◆ Directive:
Wherever the word "name" appears in a line, extract that line.

Figure content listings
───
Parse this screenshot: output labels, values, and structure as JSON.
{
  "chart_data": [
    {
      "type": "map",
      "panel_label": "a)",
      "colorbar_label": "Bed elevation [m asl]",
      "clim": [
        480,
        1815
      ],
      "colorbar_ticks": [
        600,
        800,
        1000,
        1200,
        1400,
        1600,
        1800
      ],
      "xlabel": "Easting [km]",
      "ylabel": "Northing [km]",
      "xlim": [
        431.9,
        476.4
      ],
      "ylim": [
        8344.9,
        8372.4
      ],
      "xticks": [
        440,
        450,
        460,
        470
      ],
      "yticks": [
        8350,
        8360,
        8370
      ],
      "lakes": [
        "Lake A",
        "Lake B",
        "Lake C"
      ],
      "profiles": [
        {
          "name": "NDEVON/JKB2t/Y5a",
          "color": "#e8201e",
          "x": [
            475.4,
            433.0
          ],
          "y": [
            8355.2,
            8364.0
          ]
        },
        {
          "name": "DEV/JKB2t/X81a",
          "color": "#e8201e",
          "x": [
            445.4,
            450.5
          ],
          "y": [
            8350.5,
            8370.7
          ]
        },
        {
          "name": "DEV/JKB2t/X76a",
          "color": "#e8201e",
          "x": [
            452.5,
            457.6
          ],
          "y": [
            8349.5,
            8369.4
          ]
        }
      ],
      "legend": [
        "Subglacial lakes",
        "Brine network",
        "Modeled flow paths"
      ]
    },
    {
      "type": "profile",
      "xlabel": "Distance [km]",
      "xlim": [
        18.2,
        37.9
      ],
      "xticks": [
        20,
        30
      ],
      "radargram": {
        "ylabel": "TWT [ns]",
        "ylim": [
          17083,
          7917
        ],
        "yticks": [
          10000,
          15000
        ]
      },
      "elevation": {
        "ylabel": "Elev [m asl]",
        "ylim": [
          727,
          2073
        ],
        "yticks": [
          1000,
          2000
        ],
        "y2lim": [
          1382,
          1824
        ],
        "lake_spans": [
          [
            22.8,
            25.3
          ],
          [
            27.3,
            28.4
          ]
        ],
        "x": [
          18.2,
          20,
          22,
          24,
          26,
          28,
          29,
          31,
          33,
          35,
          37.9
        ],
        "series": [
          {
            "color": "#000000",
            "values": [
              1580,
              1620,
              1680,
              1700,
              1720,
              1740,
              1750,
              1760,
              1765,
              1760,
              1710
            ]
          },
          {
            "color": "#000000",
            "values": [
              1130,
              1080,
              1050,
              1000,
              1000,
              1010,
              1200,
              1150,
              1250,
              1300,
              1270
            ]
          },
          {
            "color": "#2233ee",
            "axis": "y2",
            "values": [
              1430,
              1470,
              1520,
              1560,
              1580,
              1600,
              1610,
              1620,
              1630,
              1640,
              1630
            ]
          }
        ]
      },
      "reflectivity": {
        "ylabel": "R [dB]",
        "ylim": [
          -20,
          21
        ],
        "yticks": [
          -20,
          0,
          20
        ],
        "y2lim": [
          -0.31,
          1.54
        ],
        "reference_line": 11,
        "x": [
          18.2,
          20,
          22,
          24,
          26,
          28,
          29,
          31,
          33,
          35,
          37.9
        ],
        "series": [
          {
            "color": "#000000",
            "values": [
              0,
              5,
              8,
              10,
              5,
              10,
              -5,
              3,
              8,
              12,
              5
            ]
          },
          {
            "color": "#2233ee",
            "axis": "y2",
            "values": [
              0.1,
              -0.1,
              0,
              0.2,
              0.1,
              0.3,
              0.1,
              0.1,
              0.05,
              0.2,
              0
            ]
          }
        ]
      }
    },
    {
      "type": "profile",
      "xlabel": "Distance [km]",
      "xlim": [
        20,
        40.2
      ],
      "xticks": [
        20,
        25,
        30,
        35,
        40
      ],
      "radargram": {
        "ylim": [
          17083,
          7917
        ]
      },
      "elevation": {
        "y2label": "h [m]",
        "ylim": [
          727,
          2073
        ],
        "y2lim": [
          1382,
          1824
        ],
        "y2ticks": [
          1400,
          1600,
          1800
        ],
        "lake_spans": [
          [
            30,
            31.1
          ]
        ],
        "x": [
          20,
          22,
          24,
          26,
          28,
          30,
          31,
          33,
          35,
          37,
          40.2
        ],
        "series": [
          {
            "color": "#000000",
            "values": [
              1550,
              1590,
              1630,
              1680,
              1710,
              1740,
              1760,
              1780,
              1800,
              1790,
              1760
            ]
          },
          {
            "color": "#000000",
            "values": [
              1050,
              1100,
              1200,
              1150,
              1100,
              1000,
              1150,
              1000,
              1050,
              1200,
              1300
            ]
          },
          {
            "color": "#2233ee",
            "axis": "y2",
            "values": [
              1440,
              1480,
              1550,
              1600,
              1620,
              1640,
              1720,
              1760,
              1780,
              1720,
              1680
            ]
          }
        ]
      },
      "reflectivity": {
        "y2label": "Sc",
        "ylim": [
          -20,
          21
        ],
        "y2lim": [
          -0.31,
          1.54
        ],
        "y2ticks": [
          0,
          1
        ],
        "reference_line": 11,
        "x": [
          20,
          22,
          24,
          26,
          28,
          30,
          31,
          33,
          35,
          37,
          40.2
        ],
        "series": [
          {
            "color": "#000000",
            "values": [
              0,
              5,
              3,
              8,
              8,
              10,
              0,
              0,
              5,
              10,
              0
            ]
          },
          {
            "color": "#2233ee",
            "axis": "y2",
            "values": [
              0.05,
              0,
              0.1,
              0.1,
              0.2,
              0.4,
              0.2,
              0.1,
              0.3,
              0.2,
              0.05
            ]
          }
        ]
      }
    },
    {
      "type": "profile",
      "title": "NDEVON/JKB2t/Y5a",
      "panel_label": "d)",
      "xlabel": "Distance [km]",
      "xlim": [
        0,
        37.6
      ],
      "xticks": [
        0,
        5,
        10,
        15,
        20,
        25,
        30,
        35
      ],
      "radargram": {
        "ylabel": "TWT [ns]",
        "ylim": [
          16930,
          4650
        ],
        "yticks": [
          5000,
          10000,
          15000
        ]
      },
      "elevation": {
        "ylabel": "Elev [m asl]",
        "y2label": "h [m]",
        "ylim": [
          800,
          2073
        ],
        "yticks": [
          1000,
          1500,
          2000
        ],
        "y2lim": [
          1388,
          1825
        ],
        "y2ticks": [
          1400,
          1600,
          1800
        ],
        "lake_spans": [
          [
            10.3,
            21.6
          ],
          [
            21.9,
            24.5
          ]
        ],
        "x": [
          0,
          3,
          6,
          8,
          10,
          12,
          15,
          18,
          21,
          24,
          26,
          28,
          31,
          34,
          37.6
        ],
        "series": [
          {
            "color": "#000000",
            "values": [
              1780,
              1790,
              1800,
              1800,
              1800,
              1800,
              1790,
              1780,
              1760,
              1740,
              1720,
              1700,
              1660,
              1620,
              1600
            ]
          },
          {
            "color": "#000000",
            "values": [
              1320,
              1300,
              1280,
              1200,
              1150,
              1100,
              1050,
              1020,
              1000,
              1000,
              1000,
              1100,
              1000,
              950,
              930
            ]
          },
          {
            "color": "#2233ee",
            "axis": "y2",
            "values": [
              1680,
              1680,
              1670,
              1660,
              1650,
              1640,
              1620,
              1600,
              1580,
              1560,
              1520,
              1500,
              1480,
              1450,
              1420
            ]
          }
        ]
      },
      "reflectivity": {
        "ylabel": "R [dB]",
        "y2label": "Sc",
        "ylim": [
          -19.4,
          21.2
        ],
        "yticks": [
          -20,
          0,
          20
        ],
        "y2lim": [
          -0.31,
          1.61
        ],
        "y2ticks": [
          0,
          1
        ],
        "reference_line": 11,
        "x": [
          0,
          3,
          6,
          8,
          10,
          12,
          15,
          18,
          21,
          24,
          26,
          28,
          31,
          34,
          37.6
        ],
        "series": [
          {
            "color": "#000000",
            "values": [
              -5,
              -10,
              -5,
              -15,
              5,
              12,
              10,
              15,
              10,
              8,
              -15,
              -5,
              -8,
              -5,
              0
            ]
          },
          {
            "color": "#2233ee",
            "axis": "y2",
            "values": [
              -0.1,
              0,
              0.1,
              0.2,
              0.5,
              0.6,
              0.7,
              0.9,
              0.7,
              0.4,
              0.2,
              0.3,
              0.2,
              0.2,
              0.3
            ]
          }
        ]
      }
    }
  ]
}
───
◆ Answer for the task:
          "name": "NDEVON/JKB2t/Y5a",
          "name": "DEV/JKB2t/X81a",
          "name": "DEV/JKB2t/X76a",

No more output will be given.